Stored items
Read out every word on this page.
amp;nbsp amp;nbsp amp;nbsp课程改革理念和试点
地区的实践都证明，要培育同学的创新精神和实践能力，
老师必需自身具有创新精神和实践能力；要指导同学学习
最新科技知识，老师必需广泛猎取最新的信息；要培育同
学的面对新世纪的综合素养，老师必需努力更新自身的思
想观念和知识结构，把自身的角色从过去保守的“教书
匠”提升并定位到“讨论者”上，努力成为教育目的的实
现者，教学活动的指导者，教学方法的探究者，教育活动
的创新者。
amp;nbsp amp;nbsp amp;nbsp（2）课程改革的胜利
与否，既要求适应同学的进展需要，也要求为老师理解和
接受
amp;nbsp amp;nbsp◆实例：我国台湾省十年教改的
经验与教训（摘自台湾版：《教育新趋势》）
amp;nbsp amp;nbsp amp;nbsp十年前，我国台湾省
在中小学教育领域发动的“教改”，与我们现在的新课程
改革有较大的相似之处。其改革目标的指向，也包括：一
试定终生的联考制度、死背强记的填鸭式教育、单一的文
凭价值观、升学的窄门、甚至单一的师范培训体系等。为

Work to be completed
Return what is listed above, exactly and completely.

The solution
Read out every word on this page.
amp;nbsp amp;nbsp amp;nbsp课程改革理念和试点
地区的实践都证明，要培育同学的创新精神和实践能力，
老师必需自身具有创新精神和实践能力；要指导同学学习
最新科技知识，老师必需广泛猎取最新的信息；要培育同
学的面对新世纪的综合素养，老师必需努力更新自身的思
想观念和知识结构，把自身的角色从过去保守的“教书
匠”提升并定位到“讨论者”上，努力成为教育目的的实
现者，教学活动的指导者，教学方法的探究者，教育活动
的创新者。
amp;nbsp amp;nbsp amp;nbsp（2）课程改革的胜利
与否，既要求适应同学的进展需要，也要求为老师理解和
接受
amp;nbsp amp;nbsp◆实例：我国台湾省十年教改的
经验与教训（摘自台湾版：《教育新趋势》）
amp;nbsp amp;nbsp amp;nbsp十年前，我国台湾省
在中小学教育领域发动的“教改”，与我们现在的新课程
改革有较大的相似之处。其改革目标的指向，也包括：一
试定终生的联考制度、死背强记的填鸭式教育、单一的文
凭价值观、升学的窄门、甚至单一的师范培训体系等。为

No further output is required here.